§ **MATERIALS PROVIDED**:

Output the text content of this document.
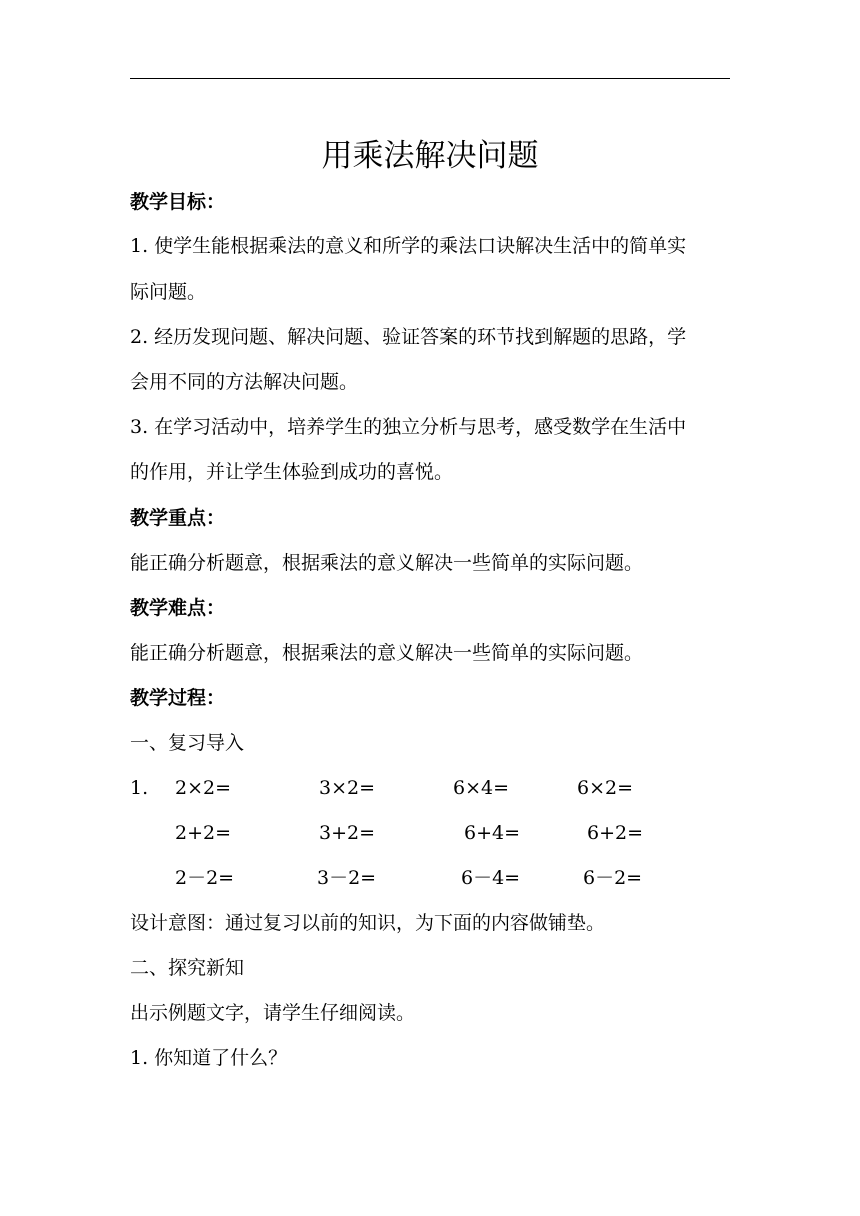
用乘法解决问题
教学目标：
1. 使学生能根据乘法的意义和所学的乘法口诀解决生活中的简单实
际问题。
2. 经历发现问题、解决问题、验证答案的环节找到解题的思路，学
会用不同的方法解决问题。
3. 在学习活动中，培养学生的独立分析与思考，感受数学在生活中
的作用，并让学生体验到成功的喜悦。
教学重点：
能正确分析题意，根据乘法的意义解决一些简单的实际问题。
教学难点：
能正确分析题意，根据乘法的意义解决一些简单的实际问题。
教学过程：
一、复习导入
1. 2×2=	3×2=	6×4=	6×2=
2+2=	3+2=	6+4=	6+2=
2－2=	3－2=	6－4=	6－2=
设计意图：通过复习以前的知识，为下面的内容做铺垫。
二、探究新知
出示例题文字，请学生仔细阅读。
1. 你知道了什么？
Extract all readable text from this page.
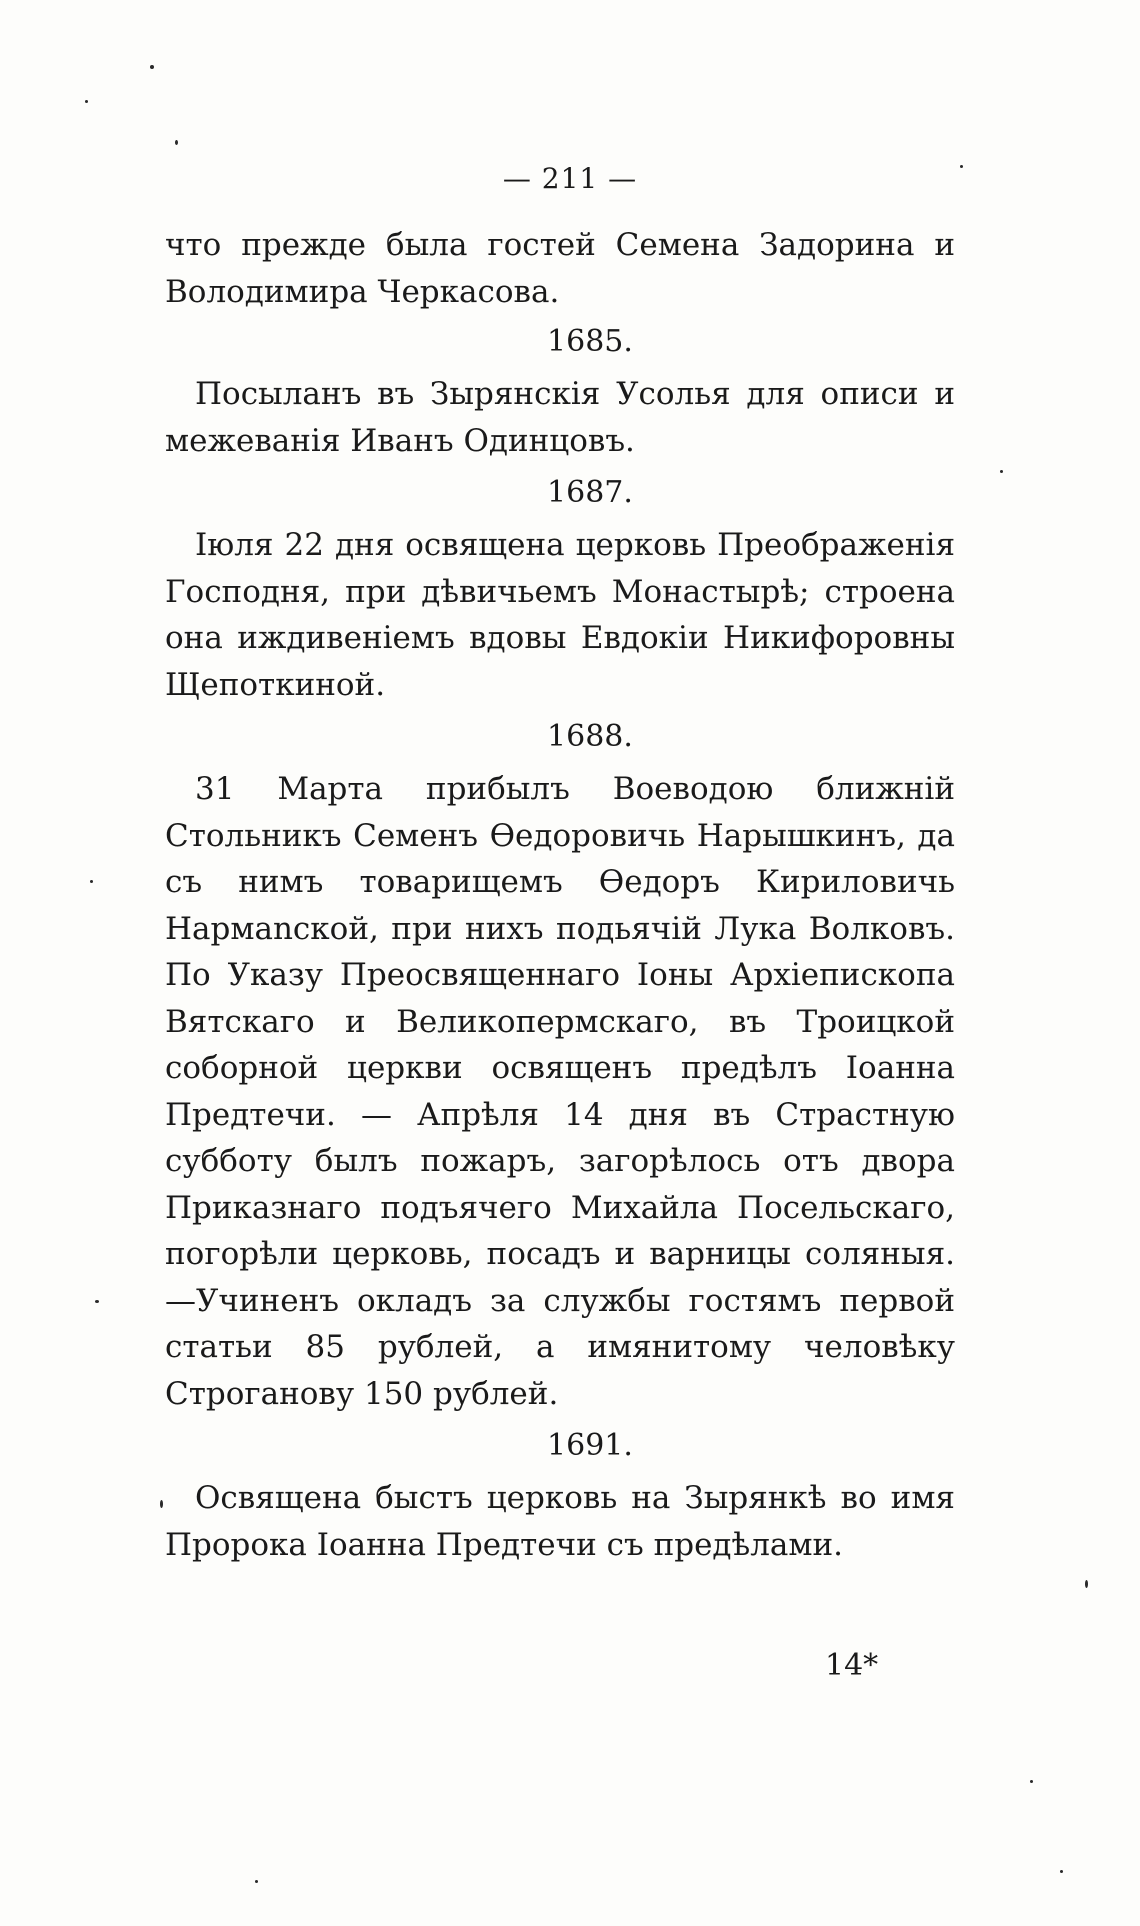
— 211 —

что прежде была гостей Семена Задорина и Володимира Черкасова.

1685.

Посыланъ въ Зырянскія Усолья для описи и межеванія Иванъ Одинцовъ.

1687.

Іюля 22 дня освящена церковь Преображенія Господня, при дѣвичьемъ Монастырѣ; строена она иждивеніемъ вдовы Евдокіи Никифоровны Щепоткиной.

1688.

31 Марта прибылъ Воеводою ближній Стольникъ Семенъ Ѳедоровичь Нарышкинъ, да съ нимъ товарищемъ Ѳедоръ Кириловичь Нармanской, при нихъ подьячій Лука Волковъ. По Указу Преосвященнаго Іоны Архіепископа Вятскаго и Великопермскаго, въ Троицкой соборной церкви освященъ предѣлъ Іоанна Предтечи. — Апрѣля 14 дня въ Страстную субботу былъ пожаръ, загорѣлось отъ двора Приказнаго подъячего Михайла Посельскаго, погорѣли церковь, посадъ и варницы соляныя.—Учиненъ окладъ за службы гостямъ первой статьи 85 рублей, а имянитому человѣку Строганову 150 рублей.

1691.

Освящена быстъ церковь на Зырянкѣ во имя Пророка Іоанна Предтечи съ предѣлами.

14*
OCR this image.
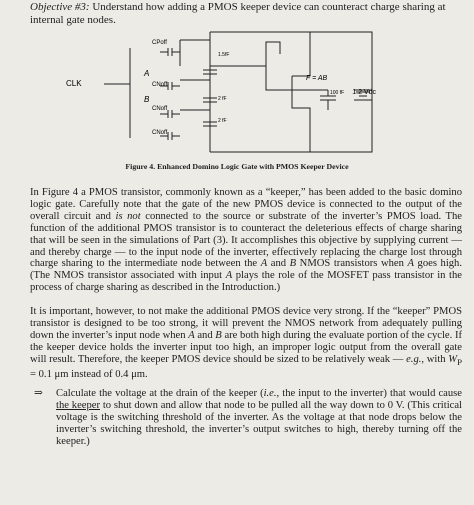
Objective #3: Understand how adding a PMOS keeper device can counteract charge sharing at internal gate nodes.
CPoff
1.5fF
A
CNoff
CLK
2 fF
B
CNoff
2 fF
CNoff
F = AB
100 fF 1.2 Vdc
Figure 4. Enhanced Domino Logic Gate with PMOS Keeper Device
In Figure 4 a PMOS transistor, commonly known as a “keeper,” has been added to the basic domino logic gate. Carefully note that the gate of the new PMOS device is connected to the output of the overall circuit and is not connected to the source or substrate of the inverter’s PMOS load. The function of the additional PMOS transistor is to counteract the deleterious effects of charge sharing that will be seen in the simulations of Part (3). It accomplishes this objective by supplying current — and thereby charge — to the input node of the inverter, effectively replacing the charge lost through charge sharing to the intermediate node between the A and B NMOS transistors when A goes high. (The NMOS transistor associated with input A plays the role of the MOSFET pass transistor in the process of charge sharing as described in the Introduction.)
It is important, however, to not make the additional PMOS device very strong. If the “keeper” PMOS transistor is designed to be too strong, it will prevent the NMOS network from adequately pulling down the inverter’s input node when A and B are both high during the evaluate portion of the cycle. If the keeper device holds the inverter input too high, an improper logic output from the overall gate will result. Therefore, the keeper PMOS device should be sized to be relatively weak — e.g., with $W_P = 0.1$ μm instead of 0.4 μm.
⇒ Calculate the voltage at the drain of the keeper (i.e., the input to the inverter) that would cause the keeper to shut down and allow that node to be pulled all the way down to 0 V. (This critical voltage is the switching threshold of the inverter. As the voltage at that node drops below the inverter’s switching threshold, the inverter’s output switches to high, thereby turning off the keeper.)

§ **WHAT IS NEEDED**:
In the entries above, find the lines containing the word "from" and say how many there are, with no other words.

§ **THE SOLUTION**:
2